──────── 読む文章

白雪という商品名の由来を、小西酒造さんのWebサイトでみつけました。「寛永12年(1635年頃)二代目宗宅が酒樽を馬の背に載せて運んでいた途中、ふと目にした富士山。雪をいただいた気高い姿に心を奪われた宗宅は、自身の清酒にそのイメージを重ね、「白雪」と名付けたのです。いまでは、白雪は現存する最古の清酒銘柄となっています。」(小西酒造H.Pより)

わあー!富士山だあ!
東京証券取引所

この近くには東京証券取引所があります。
わあー。はじめてみました。立派な建物ですね。


ここからすぐのところに鎧の渡跡がありました。

鎧の渡しは、日本橋川に通されてていた小網町と茅場町との間の船渡しです。古くは延宝7年(1679)の絵図にその名が見られ、その後の絵図や他紙類にも多く記されています。伝説によると、かつてこの付近には大河があり、平安時代の永承年間(1046~53)に源義家が奥州平定の途中、ここで暴風、逆浪にあい、その船が沈まんとしたため、鎧位一領を海中に投じて龍神に祈りをささげたところ、無事に渡ることができたため、以来ここを「鎧が淵」と呼んだと言われています。また、平将門が兜と鎧を納めたところとも伝えられています。
この渡しは、明治5年(1872)に鎧橋が架けられたことによりなくなりますが、江戸時代に通されていた渡しの風景は「江戸名所図会」などに描かれており、また俳句や狂歌等にも詠まれています。

現地看板「鎧の渡し跡」より


名作江戸百景 鎧の渡し 歌川広重(初代)

────────────────

課題の内容:
次の(a)〜(c)が読む文章の内容と一致するかを判定し、それぞれ「はい」か「いいえ」で答えたうえで、判断の根拠となる文章中の語句をそのまま引用してください。
(a) 「白雪」という名は、宗宅が富士山の姿を自身の清酒に重ねて付けたものである。
(b) 鎧の渡しは、鎧橋が架けられた後も続いた。
(c) 伝説によれば、源義家が鎧を海中に投じたのは平安時代の永承年間である。
この資料を参照しなくても解答できます。

──────── 提供資料

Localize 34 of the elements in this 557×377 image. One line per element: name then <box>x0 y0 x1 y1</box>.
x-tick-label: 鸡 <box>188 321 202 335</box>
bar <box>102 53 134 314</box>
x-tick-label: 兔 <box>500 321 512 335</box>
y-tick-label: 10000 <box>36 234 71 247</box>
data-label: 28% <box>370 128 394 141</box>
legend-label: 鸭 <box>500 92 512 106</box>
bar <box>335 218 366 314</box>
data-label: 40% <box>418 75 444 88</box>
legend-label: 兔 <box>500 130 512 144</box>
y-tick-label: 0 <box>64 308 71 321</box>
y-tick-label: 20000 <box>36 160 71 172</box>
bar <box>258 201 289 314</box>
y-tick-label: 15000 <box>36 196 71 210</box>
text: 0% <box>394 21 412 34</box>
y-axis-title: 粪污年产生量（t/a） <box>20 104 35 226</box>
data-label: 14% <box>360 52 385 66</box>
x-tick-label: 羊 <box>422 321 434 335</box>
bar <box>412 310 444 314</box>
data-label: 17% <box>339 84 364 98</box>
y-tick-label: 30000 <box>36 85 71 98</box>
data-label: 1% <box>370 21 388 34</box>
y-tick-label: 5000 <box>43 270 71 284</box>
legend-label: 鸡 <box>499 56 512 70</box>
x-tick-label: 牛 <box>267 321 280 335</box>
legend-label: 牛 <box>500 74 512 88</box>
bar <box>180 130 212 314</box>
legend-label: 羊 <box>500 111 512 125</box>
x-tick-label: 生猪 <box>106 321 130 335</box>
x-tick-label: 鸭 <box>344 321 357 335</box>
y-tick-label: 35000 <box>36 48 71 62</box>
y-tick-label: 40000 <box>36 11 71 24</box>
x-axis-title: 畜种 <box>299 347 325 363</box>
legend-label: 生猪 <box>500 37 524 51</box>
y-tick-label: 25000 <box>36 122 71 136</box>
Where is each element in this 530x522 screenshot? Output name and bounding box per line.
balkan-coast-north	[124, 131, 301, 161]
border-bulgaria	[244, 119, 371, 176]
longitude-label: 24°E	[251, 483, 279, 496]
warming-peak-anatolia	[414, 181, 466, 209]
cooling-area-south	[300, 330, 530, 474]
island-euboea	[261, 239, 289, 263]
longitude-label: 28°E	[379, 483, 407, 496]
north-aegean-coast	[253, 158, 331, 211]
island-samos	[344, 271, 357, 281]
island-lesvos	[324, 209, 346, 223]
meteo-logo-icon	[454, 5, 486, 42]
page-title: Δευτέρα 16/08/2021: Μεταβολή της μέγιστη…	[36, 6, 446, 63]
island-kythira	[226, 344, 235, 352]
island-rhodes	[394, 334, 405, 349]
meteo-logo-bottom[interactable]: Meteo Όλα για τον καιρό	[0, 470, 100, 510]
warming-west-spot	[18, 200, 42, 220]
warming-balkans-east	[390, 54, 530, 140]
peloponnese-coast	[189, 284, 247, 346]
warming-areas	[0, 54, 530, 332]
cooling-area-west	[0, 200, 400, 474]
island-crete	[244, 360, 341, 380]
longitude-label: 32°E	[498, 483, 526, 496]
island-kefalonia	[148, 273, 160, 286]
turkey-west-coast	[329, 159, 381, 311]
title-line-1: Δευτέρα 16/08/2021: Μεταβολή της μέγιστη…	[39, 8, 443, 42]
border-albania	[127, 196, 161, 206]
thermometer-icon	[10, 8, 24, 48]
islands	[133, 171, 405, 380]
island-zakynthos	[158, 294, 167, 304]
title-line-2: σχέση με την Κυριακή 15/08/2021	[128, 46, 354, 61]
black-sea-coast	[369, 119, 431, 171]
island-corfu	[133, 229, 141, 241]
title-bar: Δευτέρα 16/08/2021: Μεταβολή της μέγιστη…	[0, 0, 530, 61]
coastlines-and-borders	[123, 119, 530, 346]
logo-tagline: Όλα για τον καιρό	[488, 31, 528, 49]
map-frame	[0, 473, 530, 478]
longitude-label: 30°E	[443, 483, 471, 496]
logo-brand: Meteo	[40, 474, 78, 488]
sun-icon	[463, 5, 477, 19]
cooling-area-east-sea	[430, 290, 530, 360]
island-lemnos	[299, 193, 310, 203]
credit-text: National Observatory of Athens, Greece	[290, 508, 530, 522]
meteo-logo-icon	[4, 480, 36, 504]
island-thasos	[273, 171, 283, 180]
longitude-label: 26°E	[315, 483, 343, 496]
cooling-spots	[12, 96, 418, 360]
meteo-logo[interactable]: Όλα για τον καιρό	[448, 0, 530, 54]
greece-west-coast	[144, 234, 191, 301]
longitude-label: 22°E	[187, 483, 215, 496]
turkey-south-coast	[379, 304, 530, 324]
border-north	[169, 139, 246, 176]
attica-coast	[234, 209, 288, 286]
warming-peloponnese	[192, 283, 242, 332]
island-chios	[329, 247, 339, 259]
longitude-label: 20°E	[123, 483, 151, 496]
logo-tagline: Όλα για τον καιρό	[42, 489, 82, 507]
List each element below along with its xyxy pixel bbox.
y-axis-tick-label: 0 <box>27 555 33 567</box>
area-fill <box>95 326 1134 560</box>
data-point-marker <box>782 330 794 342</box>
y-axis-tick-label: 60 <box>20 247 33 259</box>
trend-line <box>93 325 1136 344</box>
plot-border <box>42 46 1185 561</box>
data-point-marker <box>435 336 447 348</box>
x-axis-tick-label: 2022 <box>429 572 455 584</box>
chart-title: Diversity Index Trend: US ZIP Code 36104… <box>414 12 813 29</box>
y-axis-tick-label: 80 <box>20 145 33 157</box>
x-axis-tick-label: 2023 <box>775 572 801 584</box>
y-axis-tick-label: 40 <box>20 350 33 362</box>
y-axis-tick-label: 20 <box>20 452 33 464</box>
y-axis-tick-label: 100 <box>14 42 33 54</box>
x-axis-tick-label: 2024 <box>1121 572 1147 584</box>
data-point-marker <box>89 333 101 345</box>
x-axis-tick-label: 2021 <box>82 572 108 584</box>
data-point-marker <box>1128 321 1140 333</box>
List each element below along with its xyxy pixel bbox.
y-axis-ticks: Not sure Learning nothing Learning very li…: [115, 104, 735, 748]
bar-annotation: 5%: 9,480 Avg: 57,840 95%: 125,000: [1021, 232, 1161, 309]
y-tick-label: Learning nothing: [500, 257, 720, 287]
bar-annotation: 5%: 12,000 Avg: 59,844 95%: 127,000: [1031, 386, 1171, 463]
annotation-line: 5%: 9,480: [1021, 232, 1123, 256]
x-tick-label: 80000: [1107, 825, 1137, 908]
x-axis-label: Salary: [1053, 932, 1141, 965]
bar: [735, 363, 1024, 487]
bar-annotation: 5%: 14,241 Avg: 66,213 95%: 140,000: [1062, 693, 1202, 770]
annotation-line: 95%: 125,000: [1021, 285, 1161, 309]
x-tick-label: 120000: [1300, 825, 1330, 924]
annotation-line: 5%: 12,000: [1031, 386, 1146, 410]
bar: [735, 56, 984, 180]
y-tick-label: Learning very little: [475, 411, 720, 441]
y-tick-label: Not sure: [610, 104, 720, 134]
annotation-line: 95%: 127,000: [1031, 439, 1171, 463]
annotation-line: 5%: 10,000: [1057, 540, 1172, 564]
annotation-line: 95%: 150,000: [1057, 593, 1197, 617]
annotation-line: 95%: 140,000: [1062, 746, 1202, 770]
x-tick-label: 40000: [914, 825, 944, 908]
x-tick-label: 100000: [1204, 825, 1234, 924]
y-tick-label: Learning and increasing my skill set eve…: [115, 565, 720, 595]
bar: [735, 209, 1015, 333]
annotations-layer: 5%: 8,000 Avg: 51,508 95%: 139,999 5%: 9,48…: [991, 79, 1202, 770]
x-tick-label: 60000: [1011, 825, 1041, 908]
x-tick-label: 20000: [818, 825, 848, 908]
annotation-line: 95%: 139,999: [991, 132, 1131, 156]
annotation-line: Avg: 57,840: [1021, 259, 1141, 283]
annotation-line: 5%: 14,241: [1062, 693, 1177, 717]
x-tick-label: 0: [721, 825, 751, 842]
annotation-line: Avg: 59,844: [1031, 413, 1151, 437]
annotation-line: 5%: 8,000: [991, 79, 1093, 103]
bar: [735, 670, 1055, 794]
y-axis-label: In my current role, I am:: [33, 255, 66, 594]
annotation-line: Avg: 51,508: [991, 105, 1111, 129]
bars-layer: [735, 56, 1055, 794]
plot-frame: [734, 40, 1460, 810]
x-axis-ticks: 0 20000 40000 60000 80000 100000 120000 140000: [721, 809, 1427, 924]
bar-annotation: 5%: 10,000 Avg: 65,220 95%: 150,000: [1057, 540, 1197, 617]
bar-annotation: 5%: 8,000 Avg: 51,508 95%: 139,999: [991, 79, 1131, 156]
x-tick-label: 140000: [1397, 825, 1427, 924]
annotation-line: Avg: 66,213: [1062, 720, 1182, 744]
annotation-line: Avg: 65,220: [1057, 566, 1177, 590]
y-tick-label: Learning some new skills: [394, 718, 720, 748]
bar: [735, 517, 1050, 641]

────────────────

課題への回答:
(a) はい。「雪をいただいた気高い姿に心を奪われた宗宅は、自身の清酒にそのイメージを重ね、「白雪」と名付けたのです」
(b) いいえ。「明治5年(1872)に鎧橋が架けられたことによりなくなります」
(c) はい。「平安時代の永承年間(1046~53)に源義家が奥州平定の途中」